-------- Input

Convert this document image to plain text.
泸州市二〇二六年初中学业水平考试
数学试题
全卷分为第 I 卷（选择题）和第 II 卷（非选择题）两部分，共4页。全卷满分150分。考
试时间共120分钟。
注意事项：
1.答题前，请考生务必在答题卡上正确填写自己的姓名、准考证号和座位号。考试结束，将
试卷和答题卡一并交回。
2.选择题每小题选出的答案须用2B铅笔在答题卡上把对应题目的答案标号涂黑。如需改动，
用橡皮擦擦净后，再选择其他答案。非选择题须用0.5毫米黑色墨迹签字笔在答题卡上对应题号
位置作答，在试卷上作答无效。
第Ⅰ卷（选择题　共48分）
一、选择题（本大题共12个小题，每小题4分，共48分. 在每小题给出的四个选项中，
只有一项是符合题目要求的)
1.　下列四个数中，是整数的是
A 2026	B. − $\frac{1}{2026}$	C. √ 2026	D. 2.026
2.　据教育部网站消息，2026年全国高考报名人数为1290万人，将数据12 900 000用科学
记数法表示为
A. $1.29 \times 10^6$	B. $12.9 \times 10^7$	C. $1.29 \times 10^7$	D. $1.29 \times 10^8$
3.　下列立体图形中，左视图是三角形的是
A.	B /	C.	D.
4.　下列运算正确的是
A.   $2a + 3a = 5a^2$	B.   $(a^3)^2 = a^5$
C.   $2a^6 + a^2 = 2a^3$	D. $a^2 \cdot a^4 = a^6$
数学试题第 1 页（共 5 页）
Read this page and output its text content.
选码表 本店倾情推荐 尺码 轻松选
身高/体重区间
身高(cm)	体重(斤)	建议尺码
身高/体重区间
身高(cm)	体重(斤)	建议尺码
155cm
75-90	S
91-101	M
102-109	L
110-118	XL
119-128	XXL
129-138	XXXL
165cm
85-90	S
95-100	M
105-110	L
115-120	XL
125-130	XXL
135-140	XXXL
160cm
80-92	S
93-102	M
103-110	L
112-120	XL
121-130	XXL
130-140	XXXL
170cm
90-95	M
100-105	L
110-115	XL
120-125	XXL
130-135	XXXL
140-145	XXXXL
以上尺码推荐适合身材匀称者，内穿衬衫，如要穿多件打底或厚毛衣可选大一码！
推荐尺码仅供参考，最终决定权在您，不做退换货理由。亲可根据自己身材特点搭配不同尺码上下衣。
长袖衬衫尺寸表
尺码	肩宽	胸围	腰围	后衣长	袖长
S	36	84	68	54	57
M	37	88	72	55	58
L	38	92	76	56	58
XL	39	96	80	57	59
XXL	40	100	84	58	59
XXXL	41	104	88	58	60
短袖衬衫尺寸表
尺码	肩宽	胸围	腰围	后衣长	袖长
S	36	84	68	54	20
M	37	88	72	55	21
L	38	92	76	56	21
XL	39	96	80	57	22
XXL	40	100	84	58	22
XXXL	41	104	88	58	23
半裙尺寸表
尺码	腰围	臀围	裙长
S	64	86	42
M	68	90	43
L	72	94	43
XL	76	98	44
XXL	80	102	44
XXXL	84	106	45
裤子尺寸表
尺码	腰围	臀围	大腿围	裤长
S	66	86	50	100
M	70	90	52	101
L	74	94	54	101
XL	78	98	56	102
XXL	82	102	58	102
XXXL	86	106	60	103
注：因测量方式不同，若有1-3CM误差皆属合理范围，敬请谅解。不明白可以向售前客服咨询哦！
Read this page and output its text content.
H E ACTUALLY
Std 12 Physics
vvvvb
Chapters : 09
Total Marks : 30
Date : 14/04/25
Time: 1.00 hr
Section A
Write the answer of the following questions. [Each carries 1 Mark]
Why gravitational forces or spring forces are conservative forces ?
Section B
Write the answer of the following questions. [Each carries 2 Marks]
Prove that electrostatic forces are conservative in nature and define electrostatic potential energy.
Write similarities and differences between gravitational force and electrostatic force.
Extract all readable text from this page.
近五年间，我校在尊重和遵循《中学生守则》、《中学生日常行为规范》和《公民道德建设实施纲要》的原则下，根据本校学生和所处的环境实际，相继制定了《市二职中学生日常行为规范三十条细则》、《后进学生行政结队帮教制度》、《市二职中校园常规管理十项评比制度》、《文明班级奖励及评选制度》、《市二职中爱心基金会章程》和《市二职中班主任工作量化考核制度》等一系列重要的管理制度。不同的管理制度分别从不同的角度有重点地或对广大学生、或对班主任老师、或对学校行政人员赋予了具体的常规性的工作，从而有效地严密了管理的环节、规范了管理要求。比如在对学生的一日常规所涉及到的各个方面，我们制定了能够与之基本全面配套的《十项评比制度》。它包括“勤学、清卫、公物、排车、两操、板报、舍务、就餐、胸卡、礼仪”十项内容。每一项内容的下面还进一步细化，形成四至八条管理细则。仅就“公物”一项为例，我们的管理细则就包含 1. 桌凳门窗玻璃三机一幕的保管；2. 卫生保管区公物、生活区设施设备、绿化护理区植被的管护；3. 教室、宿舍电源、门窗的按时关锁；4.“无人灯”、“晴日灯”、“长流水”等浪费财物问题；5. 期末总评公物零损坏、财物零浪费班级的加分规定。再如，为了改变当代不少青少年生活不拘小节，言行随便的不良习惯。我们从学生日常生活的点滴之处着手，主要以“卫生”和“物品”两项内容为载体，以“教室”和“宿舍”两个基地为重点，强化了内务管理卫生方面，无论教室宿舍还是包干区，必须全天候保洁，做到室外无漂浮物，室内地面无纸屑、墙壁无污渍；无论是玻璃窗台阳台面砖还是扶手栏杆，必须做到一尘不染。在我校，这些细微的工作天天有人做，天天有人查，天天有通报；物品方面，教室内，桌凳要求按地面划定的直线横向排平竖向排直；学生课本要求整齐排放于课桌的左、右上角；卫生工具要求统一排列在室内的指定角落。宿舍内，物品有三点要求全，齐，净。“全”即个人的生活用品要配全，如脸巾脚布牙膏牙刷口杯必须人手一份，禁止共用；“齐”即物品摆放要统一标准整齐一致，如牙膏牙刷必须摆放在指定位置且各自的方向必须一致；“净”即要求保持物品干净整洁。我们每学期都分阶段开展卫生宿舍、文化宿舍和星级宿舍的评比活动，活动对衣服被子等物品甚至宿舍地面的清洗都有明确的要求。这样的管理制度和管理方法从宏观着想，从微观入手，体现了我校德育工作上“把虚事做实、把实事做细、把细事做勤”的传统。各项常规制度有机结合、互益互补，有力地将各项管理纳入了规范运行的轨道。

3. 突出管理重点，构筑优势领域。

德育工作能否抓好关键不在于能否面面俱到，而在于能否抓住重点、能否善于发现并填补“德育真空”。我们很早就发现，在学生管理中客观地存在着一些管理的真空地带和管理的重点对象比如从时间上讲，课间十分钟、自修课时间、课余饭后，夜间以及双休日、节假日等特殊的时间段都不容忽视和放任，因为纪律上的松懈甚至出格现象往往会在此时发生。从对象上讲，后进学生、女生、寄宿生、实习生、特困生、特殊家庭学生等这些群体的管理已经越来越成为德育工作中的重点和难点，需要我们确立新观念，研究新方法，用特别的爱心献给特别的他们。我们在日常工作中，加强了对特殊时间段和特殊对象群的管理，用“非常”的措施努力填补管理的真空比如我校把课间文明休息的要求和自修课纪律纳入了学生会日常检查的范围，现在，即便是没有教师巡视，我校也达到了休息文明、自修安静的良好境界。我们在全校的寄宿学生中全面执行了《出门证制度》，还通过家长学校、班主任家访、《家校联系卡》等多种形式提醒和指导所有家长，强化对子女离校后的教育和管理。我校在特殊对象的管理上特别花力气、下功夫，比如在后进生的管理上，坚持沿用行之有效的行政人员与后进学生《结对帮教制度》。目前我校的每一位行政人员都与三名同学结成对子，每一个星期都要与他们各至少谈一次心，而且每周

----------------

Written request: Determine how many lines above contain "Marks" as a word or string. Give the number alone.

Correct output: 2